— GIVEN INSTRUCTION —
Give back the full listing, character for character, with no pictures.
------------------------------
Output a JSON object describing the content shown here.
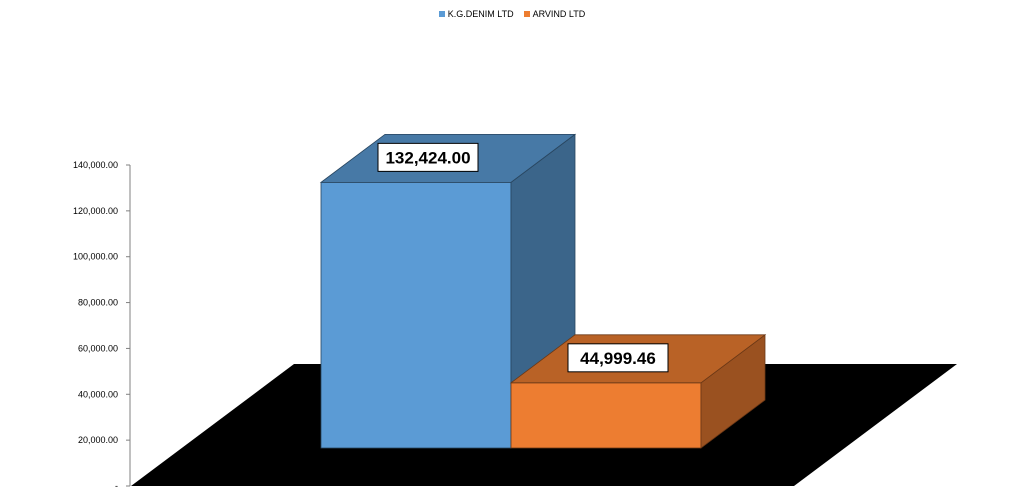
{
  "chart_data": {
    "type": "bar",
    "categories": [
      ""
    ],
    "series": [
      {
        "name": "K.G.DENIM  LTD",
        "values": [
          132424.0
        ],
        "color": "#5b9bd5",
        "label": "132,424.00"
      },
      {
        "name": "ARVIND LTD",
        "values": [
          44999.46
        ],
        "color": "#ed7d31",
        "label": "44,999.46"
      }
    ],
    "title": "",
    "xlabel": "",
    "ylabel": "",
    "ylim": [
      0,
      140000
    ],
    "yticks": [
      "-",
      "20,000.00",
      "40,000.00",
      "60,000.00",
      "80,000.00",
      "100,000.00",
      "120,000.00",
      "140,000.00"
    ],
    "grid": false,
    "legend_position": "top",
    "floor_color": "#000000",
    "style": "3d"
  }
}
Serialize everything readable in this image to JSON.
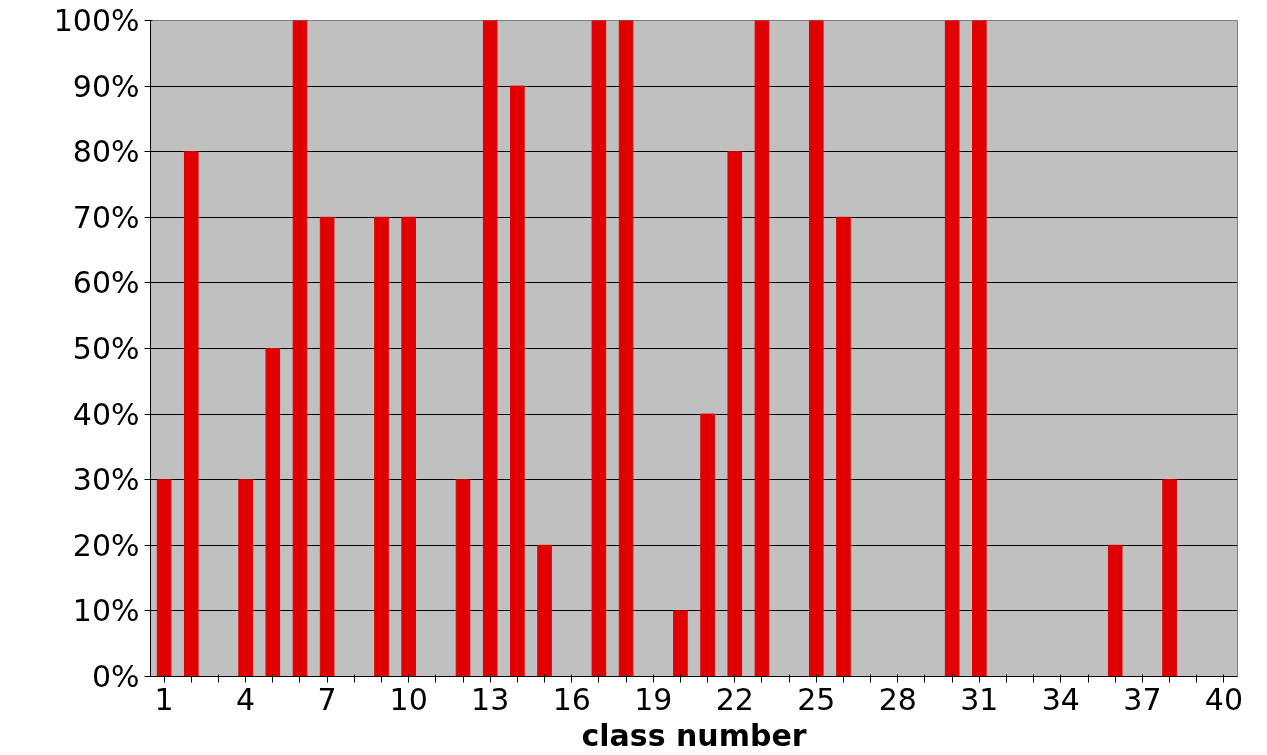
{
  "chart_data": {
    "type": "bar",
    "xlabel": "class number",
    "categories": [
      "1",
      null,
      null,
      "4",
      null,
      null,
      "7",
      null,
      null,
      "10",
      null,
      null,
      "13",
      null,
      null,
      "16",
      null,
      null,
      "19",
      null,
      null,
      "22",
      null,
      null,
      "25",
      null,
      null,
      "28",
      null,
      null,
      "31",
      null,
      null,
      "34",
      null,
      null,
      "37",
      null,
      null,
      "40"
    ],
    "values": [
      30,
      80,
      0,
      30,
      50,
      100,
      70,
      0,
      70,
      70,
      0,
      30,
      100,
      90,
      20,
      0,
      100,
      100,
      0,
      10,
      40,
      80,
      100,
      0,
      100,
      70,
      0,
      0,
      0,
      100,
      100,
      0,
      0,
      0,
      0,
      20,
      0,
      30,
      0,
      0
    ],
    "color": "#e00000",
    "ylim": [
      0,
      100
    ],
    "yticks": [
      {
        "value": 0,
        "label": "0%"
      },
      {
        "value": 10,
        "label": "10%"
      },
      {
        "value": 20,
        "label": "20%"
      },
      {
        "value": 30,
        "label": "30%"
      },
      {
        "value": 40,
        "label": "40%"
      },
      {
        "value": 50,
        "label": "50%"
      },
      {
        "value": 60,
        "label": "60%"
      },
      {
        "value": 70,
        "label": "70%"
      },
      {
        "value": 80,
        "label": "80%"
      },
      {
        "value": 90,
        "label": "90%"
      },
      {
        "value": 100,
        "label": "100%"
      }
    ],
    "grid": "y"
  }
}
------------------------------
— ANSWER TO THIS EXERCISE —
Output a JSON object describing the content shown here.
{
  "chart_data": {
    "type": "bar",
    "categories": [
      ""
    ],
    "series": [
      {
        "name": "K.G.DENIM  LTD",
        "values": [
          132424.0
        ],
        "color": "#5b9bd5",
        "label": "132,424.00"
      },
      {
        "name": "ARVIND LTD",
        "values": [
          44999.46
        ],
        "color": "#ed7d31",
        "label": "44,999.46"
      }
    ],
    "title": "",
    "xlabel": "",
    "ylabel": "",
    "ylim": [
      0,
      140000
    ],
    "yticks": [
      "-",
      "20,000.00",
      "40,000.00",
      "60,000.00",
      "80,000.00",
      "100,000.00",
      "120,000.00",
      "140,000.00"
    ],
    "grid": false,
    "legend_position": "top",
    "floor_color": "#000000",
    "style": "3d"
  }
}
Serialize everything readable in this image to JSON.
{
  "chart_data": {
    "type": "bar",
    "xlabel": "class number",
    "categories": [
      "1",
      null,
      null,
      "4",
      null,
      null,
      "7",
      null,
      null,
      "10",
      null,
      null,
      "13",
      null,
      null,
      "16",
      null,
      null,
      "19",
      null,
      null,
      "22",
      null,
      null,
      "25",
      null,
      null,
      "28",
      null,
      null,
      "31",
      null,
      null,
      "34",
      null,
      null,
      "37",
      null,
      null,
      "40"
    ],
    "values": [
      30,
      80,
      0,
      30,
      50,
      100,
      70,
      0,
      70,
      70,
      0,
      30,
      100,
      90,
      20,
      0,
      100,
      100,
      0,
      10,
      40,
      80,
      100,
      0,
      100,
      70,
      0,
      0,
      0,
      100,
      100,
      0,
      0,
      0,
      0,
      20,
      0,
      30,
      0,
      0
    ],
    "color": "#e00000",
    "ylim": [
      0,
      100
    ],
    "yticks": [
      {
        "value": 0,
        "label": "0%"
      },
      {
        "value": 10,
        "label": "10%"
      },
      {
        "value": 20,
        "label": "20%"
      },
      {
        "value": 30,
        "label": "30%"
      },
      {
        "value": 40,
        "label": "40%"
      },
      {
        "value": 50,
        "label": "50%"
      },
      {
        "value": 60,
        "label": "60%"
      },
      {
        "value": 70,
        "label": "70%"
      },
      {
        "value": 80,
        "label": "80%"
      },
      {
        "value": 90,
        "label": "90%"
      },
      {
        "value": 100,
        "label": "100%"
      }
    ],
    "grid": "y"
  }
}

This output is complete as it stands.